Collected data

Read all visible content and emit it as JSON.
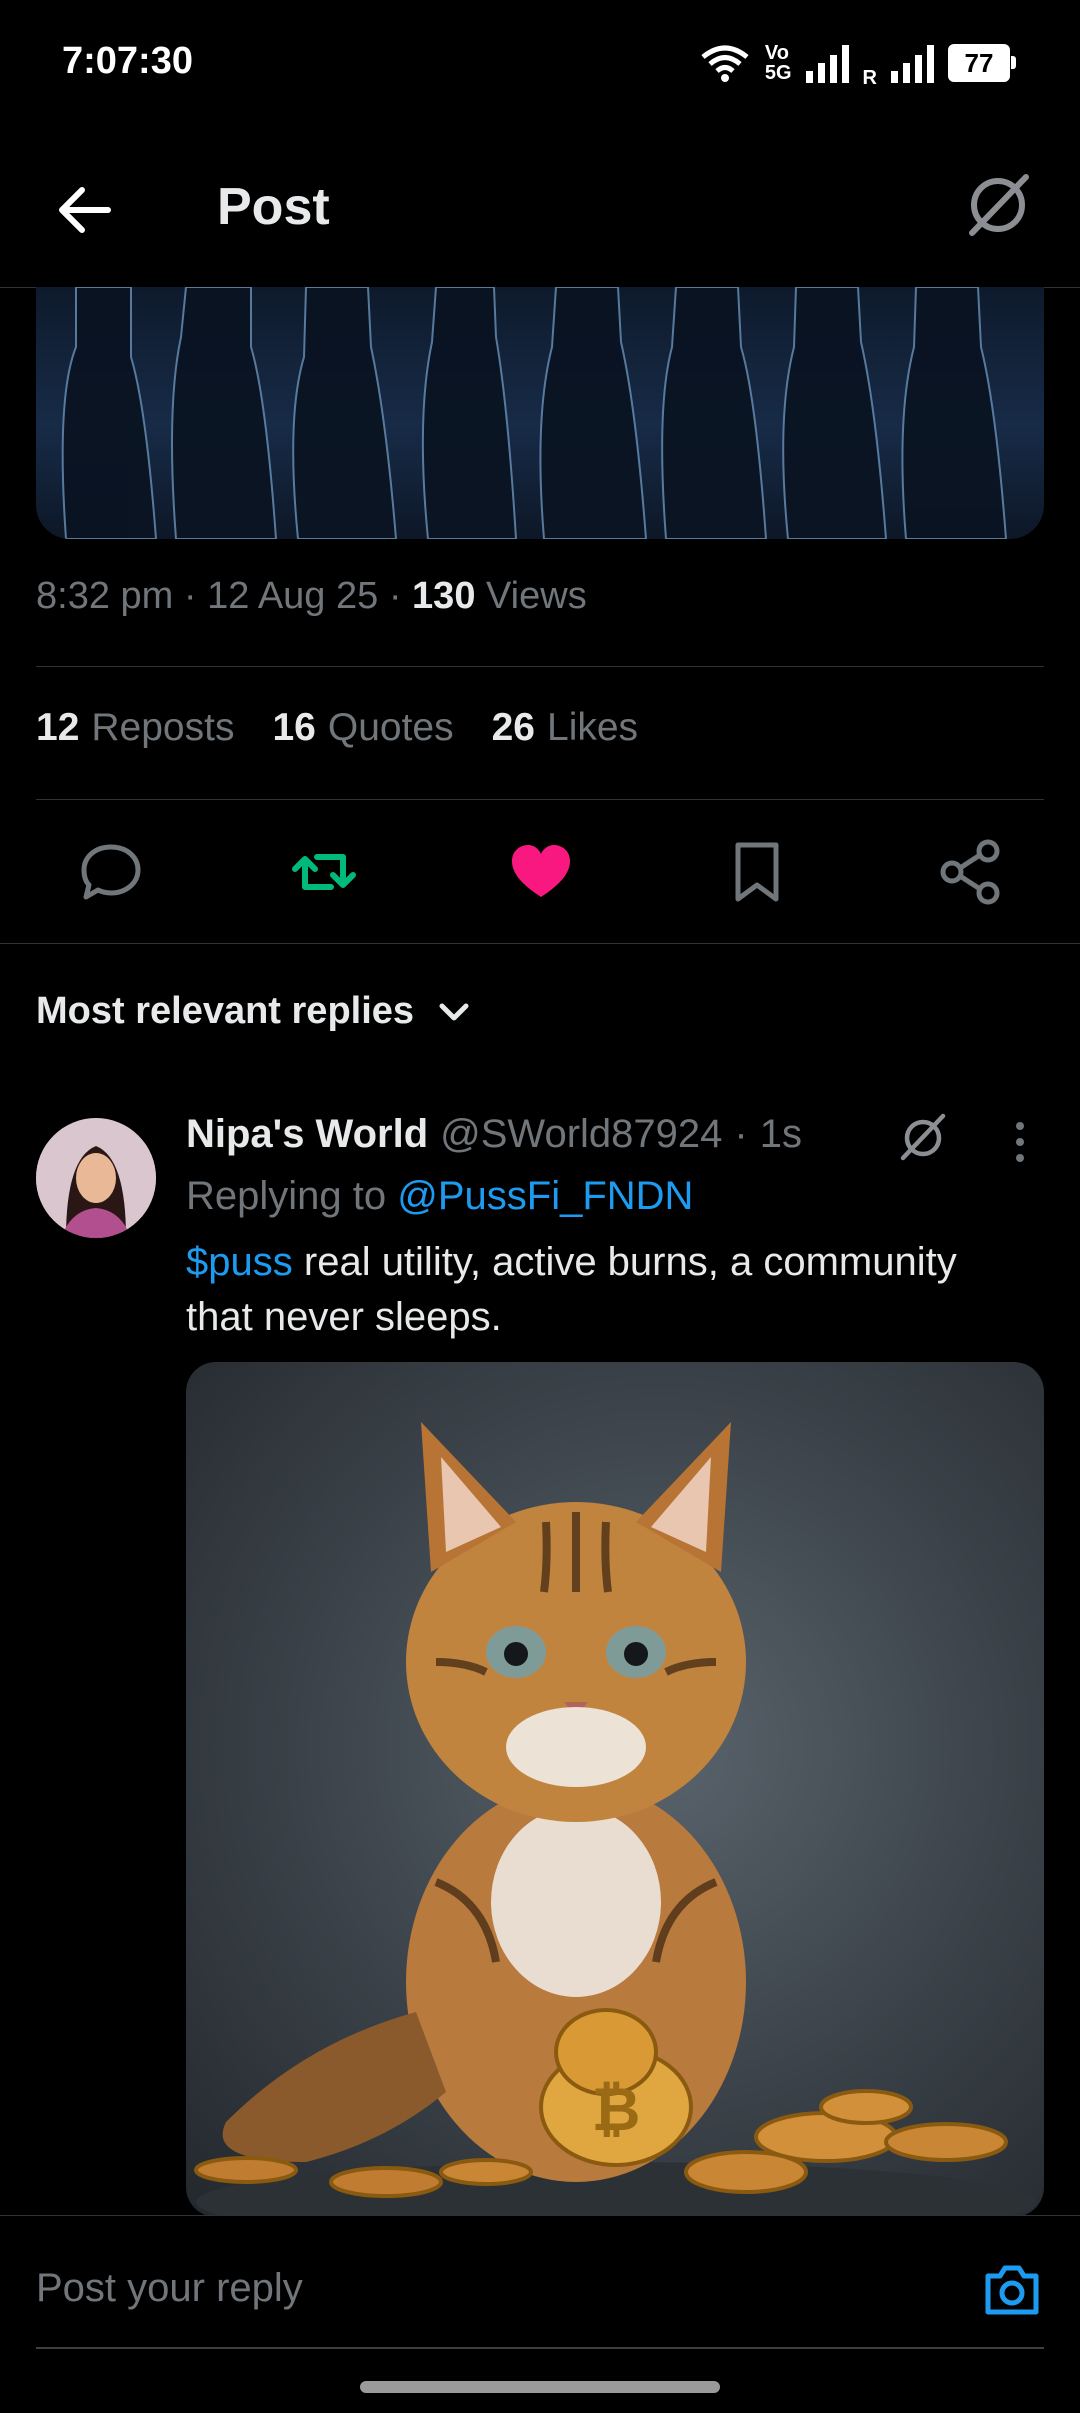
{
  "status_bar": {
    "time": "7:07:30",
    "net1": "Vo",
    "net2": "5G",
    "roaming": "R",
    "battery": "77"
  },
  "header": {
    "title": "Post"
  },
  "post": {
    "time": "8:32 pm",
    "date": "12 Aug 25",
    "views_count": "130",
    "views_label": "Views",
    "reposts_count": "12",
    "reposts_label": "Reposts",
    "quotes_count": "16",
    "quotes_label": "Quotes",
    "likes_count": "26",
    "likes_label": "Likes",
    "liked": true,
    "reposted": true
  },
  "replies": {
    "sort_label": "Most relevant replies",
    "items": [
      {
        "name": "Nipa's World",
        "handle": "@SWorld87924",
        "time": "1s",
        "replying_prefix": "Replying to",
        "replying_to": "@PussFi_FNDN",
        "cashtag": "$puss",
        "text": "real utility, active burns, a community that never sleeps."
      }
    ]
  },
  "compose": {
    "placeholder": "Post your reply"
  },
  "colors": {
    "accent": "#1d9bf0",
    "like": "#f91880",
    "repost": "#00ba7c",
    "muted": "#71767b"
  },
  "icons": [
    "back-arrow-icon",
    "grok-icon",
    "reply-icon",
    "repost-icon",
    "heart-icon",
    "bookmark-icon",
    "share-icon",
    "chevron-down-icon",
    "more-icon",
    "camera-icon",
    "wifi-icon",
    "signal-icon",
    "battery-icon"
  ]
}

### GOAL
Out of the material above, select every line that holds the string "replies".

### ANSWER
  "replies": {
    "sort_label": "Most relevant replies",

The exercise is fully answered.